• _Data records_
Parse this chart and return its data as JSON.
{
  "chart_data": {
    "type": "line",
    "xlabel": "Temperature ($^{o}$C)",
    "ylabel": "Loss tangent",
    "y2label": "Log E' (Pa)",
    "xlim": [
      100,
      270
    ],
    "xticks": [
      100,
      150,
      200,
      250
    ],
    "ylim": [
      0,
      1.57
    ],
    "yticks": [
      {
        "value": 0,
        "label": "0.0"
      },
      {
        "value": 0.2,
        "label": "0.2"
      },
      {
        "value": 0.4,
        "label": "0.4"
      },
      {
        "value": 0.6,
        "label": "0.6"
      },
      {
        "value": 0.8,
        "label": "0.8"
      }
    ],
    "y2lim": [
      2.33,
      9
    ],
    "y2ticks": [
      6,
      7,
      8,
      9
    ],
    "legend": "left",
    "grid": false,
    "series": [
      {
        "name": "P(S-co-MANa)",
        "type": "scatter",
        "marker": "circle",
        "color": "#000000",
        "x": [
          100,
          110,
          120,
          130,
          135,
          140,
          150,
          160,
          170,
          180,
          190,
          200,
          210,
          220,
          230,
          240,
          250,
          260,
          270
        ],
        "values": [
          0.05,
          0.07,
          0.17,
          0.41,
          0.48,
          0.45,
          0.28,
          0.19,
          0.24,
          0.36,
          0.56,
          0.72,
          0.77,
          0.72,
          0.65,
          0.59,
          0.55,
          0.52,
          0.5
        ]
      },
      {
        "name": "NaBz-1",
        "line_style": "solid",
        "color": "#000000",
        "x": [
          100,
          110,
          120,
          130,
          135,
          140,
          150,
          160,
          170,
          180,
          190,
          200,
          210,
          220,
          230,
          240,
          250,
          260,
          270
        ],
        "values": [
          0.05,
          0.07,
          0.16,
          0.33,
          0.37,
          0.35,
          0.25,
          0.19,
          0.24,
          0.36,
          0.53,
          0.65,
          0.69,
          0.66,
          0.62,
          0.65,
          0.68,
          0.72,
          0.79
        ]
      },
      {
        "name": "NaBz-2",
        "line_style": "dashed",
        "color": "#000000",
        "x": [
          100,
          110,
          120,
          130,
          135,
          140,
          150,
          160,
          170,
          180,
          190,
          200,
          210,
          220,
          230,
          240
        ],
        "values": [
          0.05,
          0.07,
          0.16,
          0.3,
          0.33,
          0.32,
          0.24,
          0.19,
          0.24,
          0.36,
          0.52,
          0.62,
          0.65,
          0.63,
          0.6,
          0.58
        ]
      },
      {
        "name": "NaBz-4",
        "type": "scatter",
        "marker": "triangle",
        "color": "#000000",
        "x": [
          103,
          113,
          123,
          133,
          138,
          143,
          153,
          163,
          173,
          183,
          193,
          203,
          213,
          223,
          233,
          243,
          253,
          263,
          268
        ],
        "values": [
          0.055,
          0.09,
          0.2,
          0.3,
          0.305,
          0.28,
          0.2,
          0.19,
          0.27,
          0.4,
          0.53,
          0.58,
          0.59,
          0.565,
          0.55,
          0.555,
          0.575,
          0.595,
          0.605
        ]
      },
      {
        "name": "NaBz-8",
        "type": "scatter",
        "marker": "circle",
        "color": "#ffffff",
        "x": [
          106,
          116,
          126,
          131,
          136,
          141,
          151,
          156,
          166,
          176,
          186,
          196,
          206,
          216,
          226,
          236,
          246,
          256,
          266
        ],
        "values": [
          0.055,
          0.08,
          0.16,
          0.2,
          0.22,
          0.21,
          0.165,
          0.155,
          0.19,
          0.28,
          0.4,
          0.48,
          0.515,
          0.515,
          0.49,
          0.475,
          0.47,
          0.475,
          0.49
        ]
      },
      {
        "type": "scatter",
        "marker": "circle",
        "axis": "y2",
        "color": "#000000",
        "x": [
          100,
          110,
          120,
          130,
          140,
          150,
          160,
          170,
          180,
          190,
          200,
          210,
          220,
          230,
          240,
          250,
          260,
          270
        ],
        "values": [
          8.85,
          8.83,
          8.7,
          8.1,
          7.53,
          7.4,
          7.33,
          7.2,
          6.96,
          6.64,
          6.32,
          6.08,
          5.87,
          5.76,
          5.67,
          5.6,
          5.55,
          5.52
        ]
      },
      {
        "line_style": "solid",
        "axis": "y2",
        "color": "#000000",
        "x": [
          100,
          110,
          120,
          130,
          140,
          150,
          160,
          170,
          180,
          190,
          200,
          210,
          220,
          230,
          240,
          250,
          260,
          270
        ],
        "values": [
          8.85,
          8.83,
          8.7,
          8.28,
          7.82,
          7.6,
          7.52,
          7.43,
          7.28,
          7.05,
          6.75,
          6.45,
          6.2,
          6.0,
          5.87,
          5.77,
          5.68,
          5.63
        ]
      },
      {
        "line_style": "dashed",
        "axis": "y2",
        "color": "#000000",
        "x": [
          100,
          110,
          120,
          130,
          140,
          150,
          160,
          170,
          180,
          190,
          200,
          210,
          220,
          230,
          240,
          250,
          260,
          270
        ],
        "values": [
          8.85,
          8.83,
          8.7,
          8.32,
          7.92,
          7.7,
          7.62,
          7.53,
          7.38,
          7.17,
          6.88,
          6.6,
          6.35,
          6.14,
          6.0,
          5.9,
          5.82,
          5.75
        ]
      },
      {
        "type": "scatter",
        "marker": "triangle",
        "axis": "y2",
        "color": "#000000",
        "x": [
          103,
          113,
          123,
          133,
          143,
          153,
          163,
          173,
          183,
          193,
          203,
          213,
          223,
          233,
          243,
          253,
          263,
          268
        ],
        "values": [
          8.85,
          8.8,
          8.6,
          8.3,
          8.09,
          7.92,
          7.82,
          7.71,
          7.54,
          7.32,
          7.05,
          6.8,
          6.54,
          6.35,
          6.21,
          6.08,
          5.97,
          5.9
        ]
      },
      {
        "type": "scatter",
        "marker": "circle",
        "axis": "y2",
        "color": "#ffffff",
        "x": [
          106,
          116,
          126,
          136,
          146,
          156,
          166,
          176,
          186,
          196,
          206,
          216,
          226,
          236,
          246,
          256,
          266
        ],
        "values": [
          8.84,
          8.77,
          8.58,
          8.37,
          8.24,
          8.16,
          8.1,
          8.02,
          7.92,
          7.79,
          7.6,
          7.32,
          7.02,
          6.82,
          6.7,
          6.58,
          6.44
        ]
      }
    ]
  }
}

• _Task objective_
Would you reproduce all the entries exactly?

• _Result for this task_
Parse this chart and return its data as JSON.
{
  "chart_data": {
    "type": "line",
    "xlabel": "Temperature ($^{o}$C)",
    "ylabel": "Loss tangent",
    "y2label": "Log E' (Pa)",
    "xlim": [
      100,
      270
    ],
    "xticks": [
      100,
      150,
      200,
      250
    ],
    "ylim": [
      0,
      1.57
    ],
    "yticks": [
      {
        "value": 0,
        "label": "0.0"
      },
      {
        "value": 0.2,
        "label": "0.2"
      },
      {
        "value": 0.4,
        "label": "0.4"
      },
      {
        "value": 0.6,
        "label": "0.6"
      },
      {
        "value": 0.8,
        "label": "0.8"
      }
    ],
    "y2lim": [
      2.33,
      9
    ],
    "y2ticks": [
      6,
      7,
      8,
      9
    ],
    "legend": "left",
    "grid": false,
    "series": [
      {
        "name": "P(S-co-MANa)",
        "type": "scatter",
        "marker": "circle",
        "color": "#000000",
        "x": [
          100,
          110,
          120,
          130,
          135,
          140,
          150,
          160,
          170,
          180,
          190,
          200,
          210,
          220,
          230,
          240,
          250,
          260,
          270
        ],
        "values": [
          0.05,
          0.07,
          0.17,
          0.41,
          0.48,
          0.45,
          0.28,
          0.19,
          0.24,
          0.36,
          0.56,
          0.72,
          0.77,
          0.72,
          0.65,
          0.59,
          0.55,
          0.52,
          0.5
        ]
      },
      {
        "name": "NaBz-1",
        "line_style": "solid",
        "color": "#000000",
        "x": [
          100,
          110,
          120,
          130,
          135,
          140,
          150,
          160,
          170,
          180,
          190,
          200,
          210,
          220,
          230,
          240,
          250,
          260,
          270
        ],
        "values": [
          0.05,
          0.07,
          0.16,
          0.33,
          0.37,
          0.35,
          0.25,
          0.19,
          0.24,
          0.36,
          0.53,
          0.65,
          0.69,
          0.66,
          0.62,
          0.65,
          0.68,
          0.72,
          0.79
        ]
      },
      {
        "name": "NaBz-2",
        "line_style": "dashed",
        "color": "#000000",
        "x": [
          100,
          110,
          120,
          130,
          135,
          140,
          150,
          160,
          170,
          180,
          190,
          200,
          210,
          220,
          230,
          240
        ],
        "values": [
          0.05,
          0.07,
          0.16,
          0.3,
          0.33,
          0.32,
          0.24,
          0.19,
          0.24,
          0.36,
          0.52,
          0.62,
          0.65,
          0.63,
          0.6,
          0.58
        ]
      },
      {
        "name": "NaBz-4",
        "type": "scatter",
        "marker": "triangle",
        "color": "#000000",
        "x": [
          103,
          113,
          123,
          133,
          138,
          143,
          153,
          163,
          173,
          183,
          193,
          203,
          213,
          223,
          233,
          243,
          253,
          263,
          268
        ],
        "values": [
          0.055,
          0.09,
          0.2,
          0.3,
          0.305,
          0.28,
          0.2,
          0.19,
          0.27,
          0.4,
          0.53,
          0.58,
          0.59,
          0.565,
          0.55,
          0.555,
          0.575,
          0.595,
          0.605
        ]
      },
      {
        "name": "NaBz-8",
        "type": "scatter",
        "marker": "circle",
        "color": "#ffffff",
        "x": [
          106,
          116,
          126,
          131,
          136,
          141,
          151,
          156,
          166,
          176,
          186,
          196,
          206,
          216,
          226,
          236,
          246,
          256,
          266
        ],
        "values": [
          0.055,
          0.08,
          0.16,
          0.2,
          0.22,
          0.21,
          0.165,
          0.155,
          0.19,
          0.28,
          0.4,
          0.48,
          0.515,
          0.515,
          0.49,
          0.475,
          0.47,
          0.475,
          0.49
        ]
      },
      {
        "type": "scatter",
        "marker": "circle",
        "axis": "y2",
        "color": "#000000",
        "x": [
          100,
          110,
          120,
          130,
          140,
          150,
          160,
          170,
          180,
          190,
          200,
          210,
          220,
          230,
          240,
          250,
          260,
          270
        ],
        "values": [
          8.85,
          8.83,
          8.7,
          8.1,
          7.53,
          7.4,
          7.33,
          7.2,
          6.96,
          6.64,
          6.32,
          6.08,
          5.87,
          5.76,
          5.67,
          5.6,
          5.55,
          5.52
        ]
      },
      {
        "line_style": "solid",
        "axis": "y2",
        "color": "#000000",
        "x": [
          100,
          110,
          120,
          130,
          140,
          150,
          160,
          170,
          180,
          190,
          200,
          210,
          220,
          230,
          240,
          250,
          260,
          270
        ],
        "values": [
          8.85,
          8.83,
          8.7,
          8.28,
          7.82,
          7.6,
          7.52,
          7.43,
          7.28,
          7.05,
          6.75,
          6.45,
          6.2,
          6.0,
          5.87,
          5.77,
          5.68,
          5.63
        ]
      },
      {
        "line_style": "dashed",
        "axis": "y2",
        "color": "#000000",
        "x": [
          100,
          110,
          120,
          130,
          140,
          150,
          160,
          170,
          180,
          190,
          200,
          210,
          220,
          230,
          240,
          250,
          260,
          270
        ],
        "values": [
          8.85,
          8.83,
          8.7,
          8.32,
          7.92,
          7.7,
          7.62,
          7.53,
          7.38,
          7.17,
          6.88,
          6.6,
          6.35,
          6.14,
          6.0,
          5.9,
          5.82,
          5.75
        ]
      },
      {
        "type": "scatter",
        "marker": "triangle",
        "axis": "y2",
        "color": "#000000",
        "x": [
          103,
          113,
          123,
          133,
          143,
          153,
          163,
          173,
          183,
          193,
          203,
          213,
          223,
          233,
          243,
          253,
          263,
          268
        ],
        "values": [
          8.85,
          8.8,
          8.6,
          8.3,
          8.09,
          7.92,
          7.82,
          7.71,
          7.54,
          7.32,
          7.05,
          6.8,
          6.54,
          6.35,
          6.21,
          6.08,
          5.97,
          5.9
        ]
      },
      {
        "type": "scatter",
        "marker": "circle",
        "axis": "y2",
        "color": "#ffffff",
        "x": [
          106,
          116,
          126,
          136,
          146,
          156,
          166,
          176,
          186,
          196,
          206,
          216,
          226,
          236,
          246,
          256,
          266
        ],
        "values": [
          8.84,
          8.77,
          8.58,
          8.37,
          8.24,
          8.16,
          8.1,
          8.02,
          7.92,
          7.79,
          7.6,
          7.32,
          7.02,
          6.82,
          6.7,
          6.58,
          6.44
        ]
      }
    ]
  }
}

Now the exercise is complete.